▶ [Document segment]:

══════

About numbers which have very few little divisors

Assuming I understand your question properly, I believe the product of the first $n$ primes plus $1$ would give a harsh number (let's call it $N$). The only primes with $F(p)\leq N$ would be the first $n$ primes, and they each divide $N-1$.

For the second part, let $P_n$ be the product of the first $n$ primes (or we could let it be $F(p_n)$). Given a number $N$, define $n$ such that $P_n < N < P_{n+1}$. We must have that, since $F(p_k)<N$ for all $1\leq k \leq N$, $P_n|N-1$ (see that this is equivalent to it being harsh). So,

$$N=jP_n+1$$

for some $1\leq j < p_{n+1}$. Thus, the harsh numbers look like this:

$$\cdots,P_n+1,2P_n+1,\cdots,(p_{n+1}-1)P_n+1,P_{n+1}+1,2P_{n+1}+1,\cdots$$

It's hard to index them without knowing the first $n$ primes themselves, but knowing them it's relatively straightforward.

O.K. we can start the answer by seeing that the numbers $n=1+\prod \limits_{p_i \leq f(n)} p_i $ fit your condition, now we just need to see for what functions its true.

══════

▶ [Given material]:
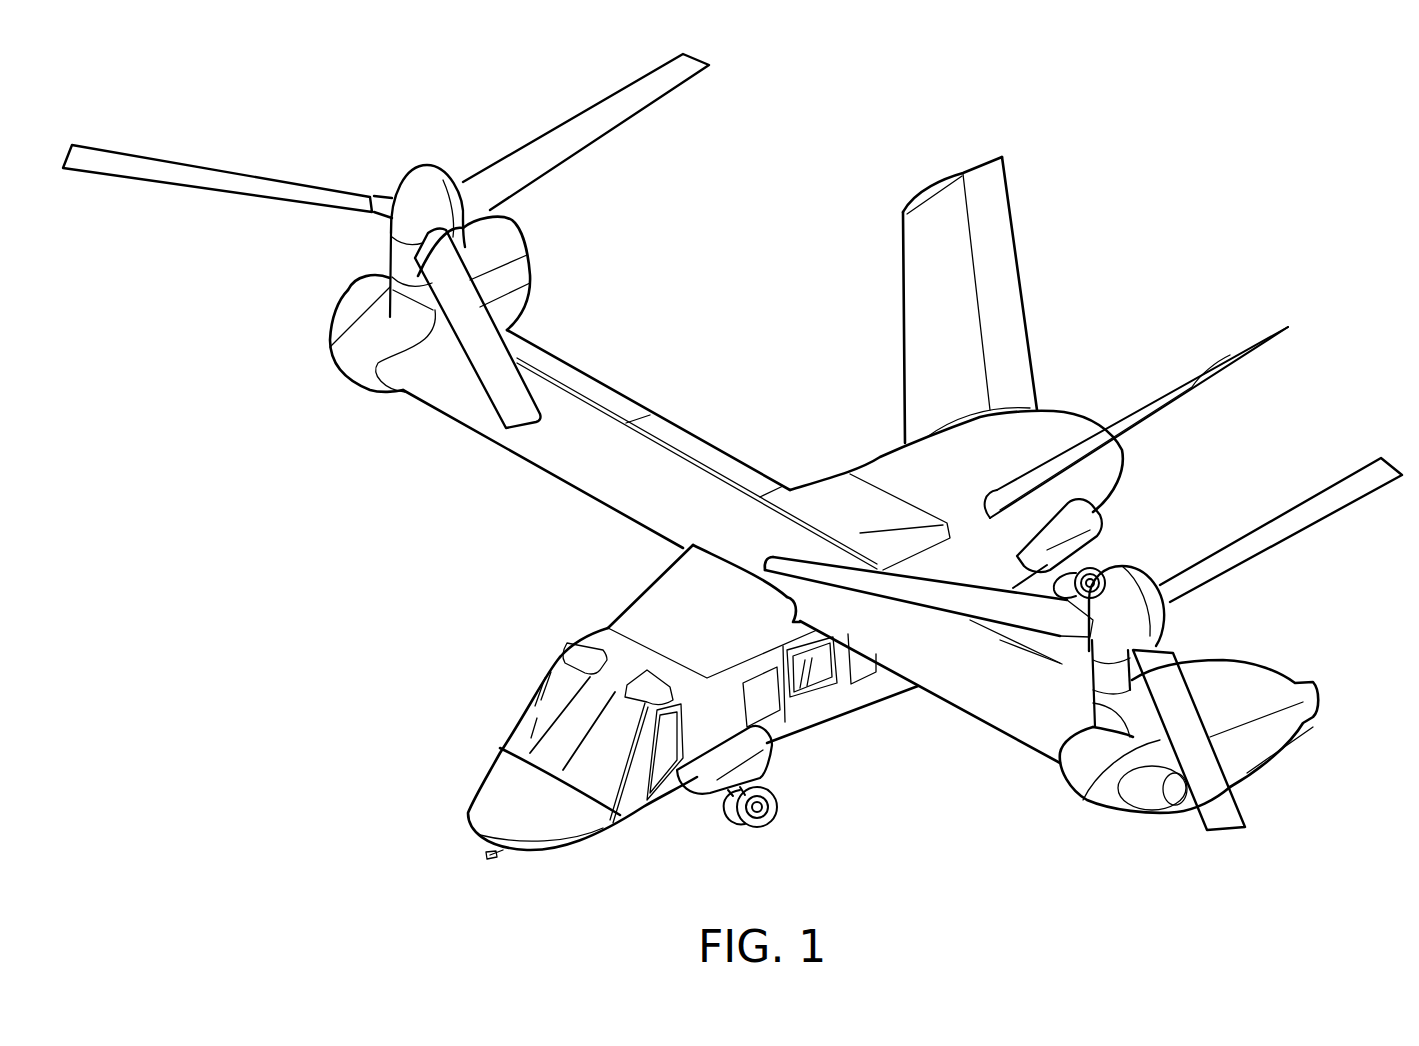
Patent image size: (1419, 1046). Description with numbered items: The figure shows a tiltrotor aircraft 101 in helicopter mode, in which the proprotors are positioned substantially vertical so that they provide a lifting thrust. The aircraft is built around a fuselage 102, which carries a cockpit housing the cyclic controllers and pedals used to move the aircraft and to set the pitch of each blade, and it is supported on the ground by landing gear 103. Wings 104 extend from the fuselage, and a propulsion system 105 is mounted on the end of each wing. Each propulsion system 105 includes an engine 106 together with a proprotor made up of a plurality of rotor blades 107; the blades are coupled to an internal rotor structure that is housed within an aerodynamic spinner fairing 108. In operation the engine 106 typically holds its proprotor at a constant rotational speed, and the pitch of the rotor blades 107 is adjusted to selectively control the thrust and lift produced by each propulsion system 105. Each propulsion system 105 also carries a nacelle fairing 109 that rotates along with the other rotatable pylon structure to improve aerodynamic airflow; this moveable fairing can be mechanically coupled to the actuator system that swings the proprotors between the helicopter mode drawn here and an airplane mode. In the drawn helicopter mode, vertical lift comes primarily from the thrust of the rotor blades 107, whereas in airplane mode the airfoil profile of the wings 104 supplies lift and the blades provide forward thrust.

══════

▶ [Do this]: In the forum thread on numbers with very few little divisors, what kind of number does the product of the first $n$ primes plus $1$ give?

▶ [Solved exercise]: A harsh number.